Data provided -
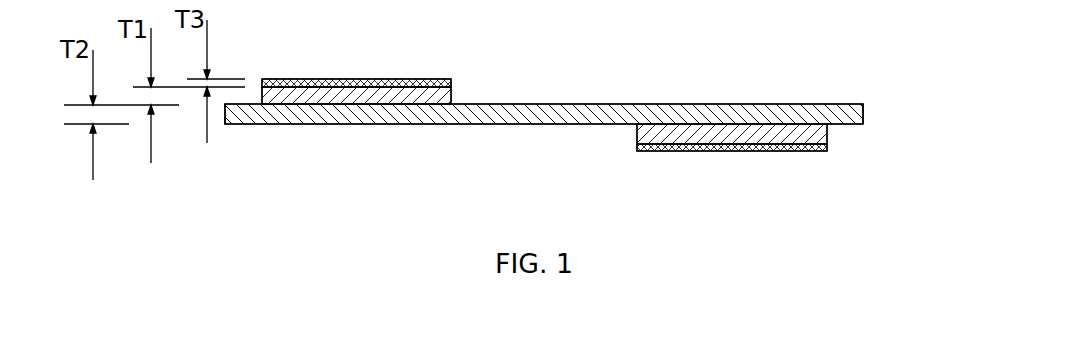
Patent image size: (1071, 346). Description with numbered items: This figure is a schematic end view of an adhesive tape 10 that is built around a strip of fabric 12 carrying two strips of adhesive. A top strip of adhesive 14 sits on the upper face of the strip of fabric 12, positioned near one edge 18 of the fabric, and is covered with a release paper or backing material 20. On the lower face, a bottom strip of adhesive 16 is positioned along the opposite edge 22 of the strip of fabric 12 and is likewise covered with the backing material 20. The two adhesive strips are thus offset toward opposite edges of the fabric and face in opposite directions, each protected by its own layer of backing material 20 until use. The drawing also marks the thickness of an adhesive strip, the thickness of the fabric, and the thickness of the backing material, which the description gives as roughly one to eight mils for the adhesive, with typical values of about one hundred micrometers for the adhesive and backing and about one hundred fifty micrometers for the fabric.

The adhesive tape 10 is at (752, 52).
The strip of fabric 12 is at (481, 126).
The top strip of adhesive 14 is at (452, 93).
The bottom strip of adhesive 16 is at (637, 138).
The edge 18 is at (225, 140).
The backing material 20 is at (375, 80).
The opposite edge 22 is at (863, 140).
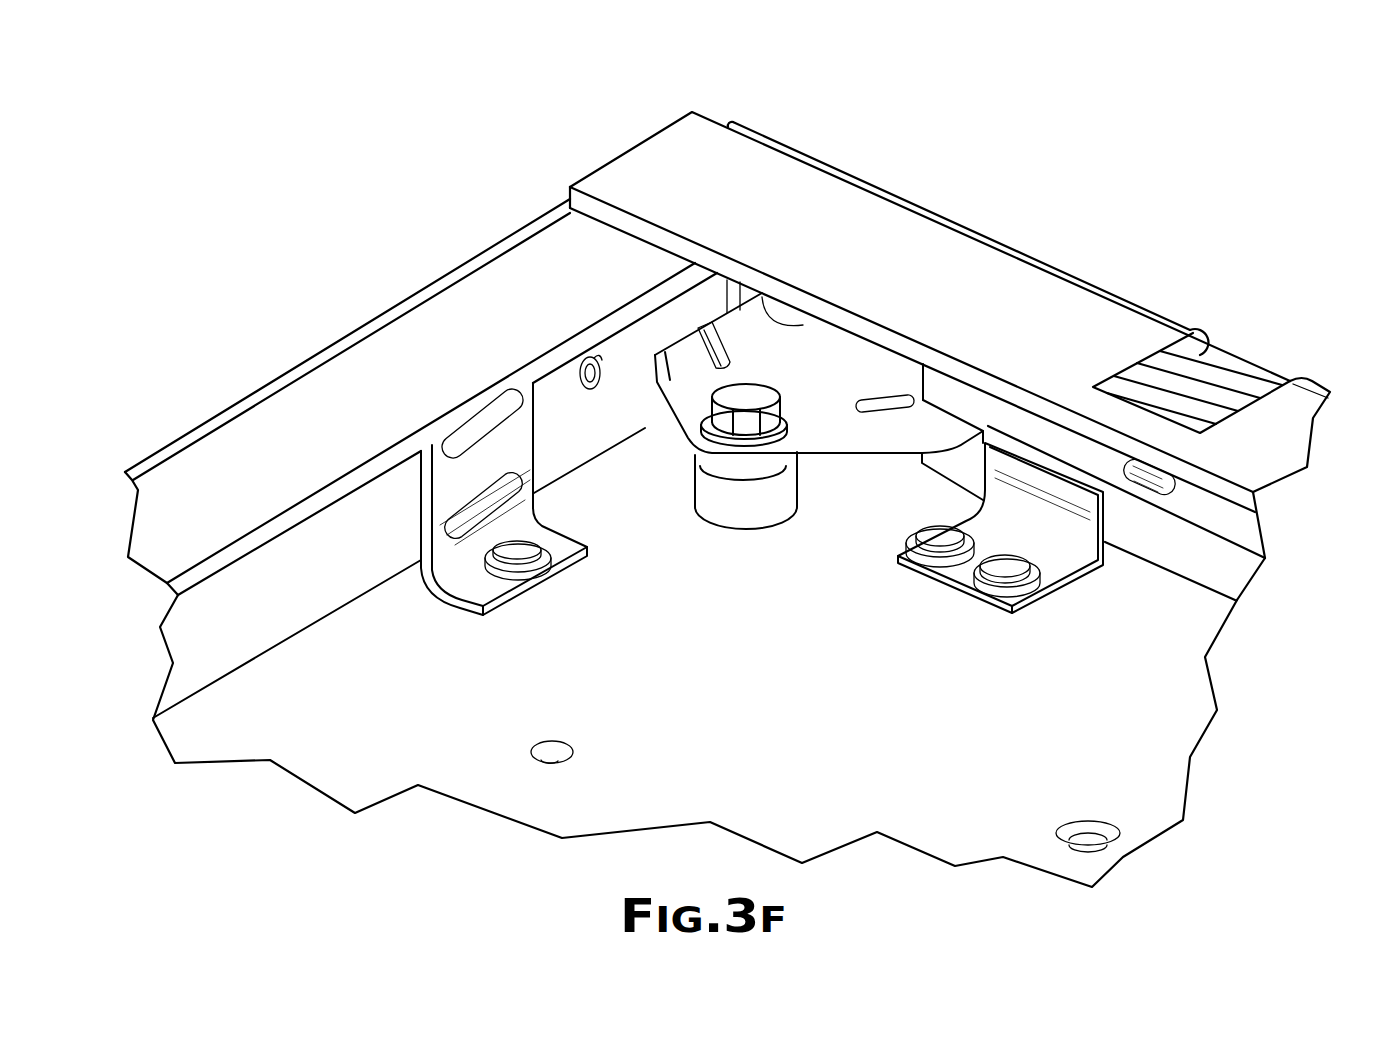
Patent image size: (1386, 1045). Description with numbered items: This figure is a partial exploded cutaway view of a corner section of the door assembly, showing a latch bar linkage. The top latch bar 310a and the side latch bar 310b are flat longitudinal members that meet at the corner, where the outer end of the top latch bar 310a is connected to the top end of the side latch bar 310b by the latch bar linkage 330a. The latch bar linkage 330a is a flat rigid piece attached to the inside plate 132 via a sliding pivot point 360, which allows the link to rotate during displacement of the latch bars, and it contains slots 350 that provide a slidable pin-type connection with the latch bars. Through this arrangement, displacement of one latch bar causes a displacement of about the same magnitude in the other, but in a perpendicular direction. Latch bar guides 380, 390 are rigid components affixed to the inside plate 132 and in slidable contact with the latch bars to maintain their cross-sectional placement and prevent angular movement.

The inside plate 132 is at (725, 708).
The top latch bar 310a is at (270, 607).
The side latch bar 310b is at (1160, 563).
The latch bar linkage 330a is at (860, 386).
The slot 350 is at (912, 408).
The sliding pivot point 360 is at (746, 407).
The latch bar guide 380 is at (448, 555).
The latch bar guide 390 is at (965, 572).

Short problem - Reproduce the data above with "Patent image size" renamed to "Drawing dimensions" at every occurrence, leaving everything else untouched. Omit the pictures from your answer.

Written response -
Drawing dimensions: (1071, 346). Description with numbered items: This figure is a schematic end view of an adhesive tape 10 that is built around a strip of fabric 12 carrying two strips of adhesive. A top strip of adhesive 14 sits on the upper face of the strip of fabric 12, positioned near one edge 18 of the fabric, and is covered with a release paper or backing material 20. On the lower face, a bottom strip of adhesive 16 is positioned along the opposite edge 22 of the strip of fabric 12 and is likewise covered with the backing material 20. The two adhesive strips are thus offset toward opposite edges of the fabric and face in opposite directions, each protected by its own layer of backing material 20 until use. The drawing also marks the thickness of an adhesive strip, the thickness of the fabric, and the thickness of the backing material, which the description gives as roughly one to eight mils for the adhesive, with typical values of about one hundred micrometers for the adhesive and backing and about one hundred fifty micrometers for the fabric.

The adhesive tape 10 is at (752, 52).
The strip of fabric 12 is at (481, 126).
The top strip of adhesive 14 is at (452, 93).
The bottom strip of adhesive 16 is at (637, 138).
The edge 18 is at (225, 140).
The backing material 20 is at (375, 80).
The opposite edge 22 is at (863, 140).
Drawing dimensions: (1386, 1045). Description with numbered items: This figure is a partial exploded cutaway view of a corner section of the door assembly, showing a latch bar linkage. The top latch bar 310a and the side latch bar 310b are flat longitudinal members that meet at the corner, where the outer end of the top latch bar 310a is connected to the top end of the side latch bar 310b by the latch bar linkage 330a. The latch bar linkage 330a is a flat rigid piece attached to the inside plate 132 via a sliding pivot point 360, which allows the link to rotate during displacement of the latch bars, and it contains slots 350 that provide a slidable pin-type connection with the latch bars. Through this arrangement, displacement of one latch bar causes a displacement of about the same magnitude in the other, but in a perpendicular direction. Latch bar guides 380, 390 are rigid components affixed to the inside plate 132 and in slidable contact with the latch bars to maintain their cross-sectional placement and prevent angular movement.

The inside plate 132 is at (725, 708).
The top latch bar 310a is at (270, 607).
The side latch bar 310b is at (1160, 563).
The latch bar linkage 330a is at (860, 386).
The slot 350 is at (912, 408).
The sliding pivot point 360 is at (746, 407).
The latch bar guide 380 is at (448, 555).
The latch bar guide 390 is at (965, 572).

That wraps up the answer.